Travail à faire: Convertis les lignes, depuis le début jusqu'à celle qui contient "- page-title: UEFI" incluse, en CSV à deux colonnes nommées consigne et reponse, avec une rangée par texte et sa réponse, chaque champ entre guillemets et les sauts de ligne remplacés par des espaces. Laisse les images de côté.

Lignes de données:

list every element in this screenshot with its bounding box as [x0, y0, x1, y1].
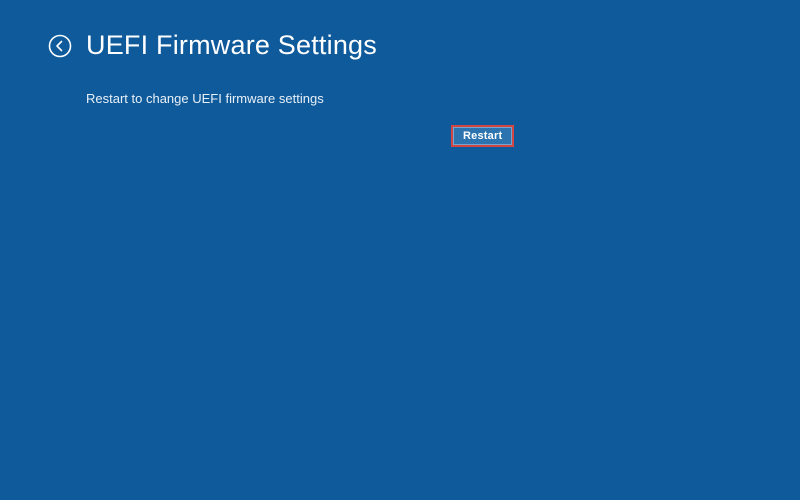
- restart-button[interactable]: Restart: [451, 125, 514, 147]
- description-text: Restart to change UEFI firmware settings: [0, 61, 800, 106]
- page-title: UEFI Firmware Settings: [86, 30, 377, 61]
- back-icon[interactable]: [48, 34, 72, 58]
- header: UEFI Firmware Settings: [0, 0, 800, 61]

Corrigé:
consigne,reponse
"list every element in this screenshot with its bounding box as [x0, y0, x1, y1].","- restart-button[interactable]: Restart: [451, 125, 514, 147] - description-text: Restart to change UEFI firmware settings: [0, 61, 800, 106] - page-title: UEFI Firmware Settings: [86, 30, 377, 61]"